— start Records shown —
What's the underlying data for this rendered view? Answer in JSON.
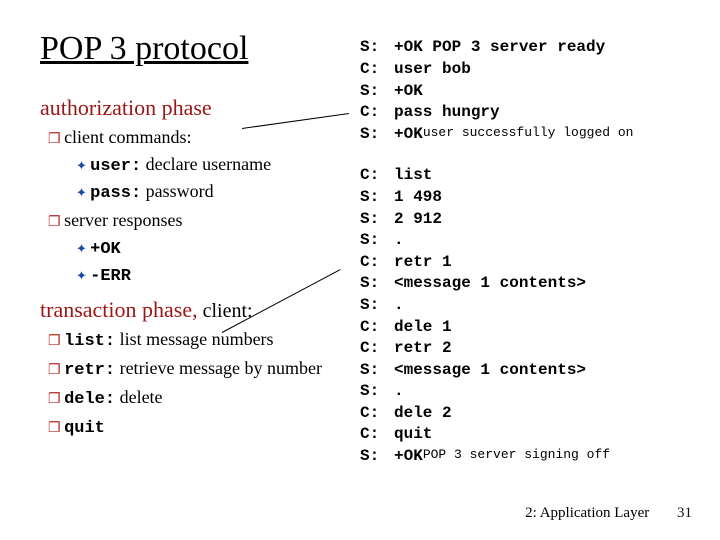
{
  "title": "POP 3 protocol",
  "left": {
    "auth_heading": "authorization phase",
    "client_commands_label": "client commands:",
    "user_cmd": "user:",
    "user_desc": " declare username",
    "pass_cmd": "pass:",
    "pass_desc": " password",
    "server_resp_label": "server responses",
    "ok": "+OK",
    "err": "-ERR",
    "trans_heading": "transaction phase,",
    "trans_suffix": " client:",
    "list_cmd": "list:",
    "list_desc": " list message numbers",
    "retr_cmd": "retr:",
    "retr_desc": " retrieve message by number",
    "dele_cmd": "dele:",
    "dele_desc": " delete",
    "quit_cmd": "quit"
  },
  "right": {
    "block1": [
      {
        "sc": "S:",
        "txt": "+OK POP 3 server ready"
      },
      {
        "sc": "C:",
        "txt": "user bob"
      },
      {
        "sc": "S:",
        "txt": "+OK"
      },
      {
        "sc": "C:",
        "txt": "pass hungry"
      },
      {
        "sc": "S:",
        "txt": "+OK",
        "small": " user successfully logged on"
      }
    ],
    "block2": [
      {
        "sc": "C:",
        "txt": "list"
      },
      {
        "sc": "S:",
        "txt": "1 498"
      },
      {
        "sc": "S:",
        "txt": "2 912"
      },
      {
        "sc": "S:",
        "txt": "."
      },
      {
        "sc": "C:",
        "txt": "retr 1"
      },
      {
        "sc": "S:",
        "txt": "<message 1 contents>"
      },
      {
        "sc": "S:",
        "txt": "."
      },
      {
        "sc": "C:",
        "txt": "dele 1"
      },
      {
        "sc": "C:",
        "txt": "retr 2"
      },
      {
        "sc": "S:",
        "txt": "<message 1 contents>"
      },
      {
        "sc": "S:",
        "txt": "."
      },
      {
        "sc": "C:",
        "txt": "dele 2"
      },
      {
        "sc": "C:",
        "txt": "quit"
      },
      {
        "sc": "S:",
        "txt": "+OK",
        "small": " POP 3 server signing off"
      }
    ]
  },
  "footer": {
    "label": "2: Application Layer",
    "page": "31"
  }
}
— end Records shown —
In the entries above, some lines may contain the string "small"; report how many, without additional comment.

The answer
2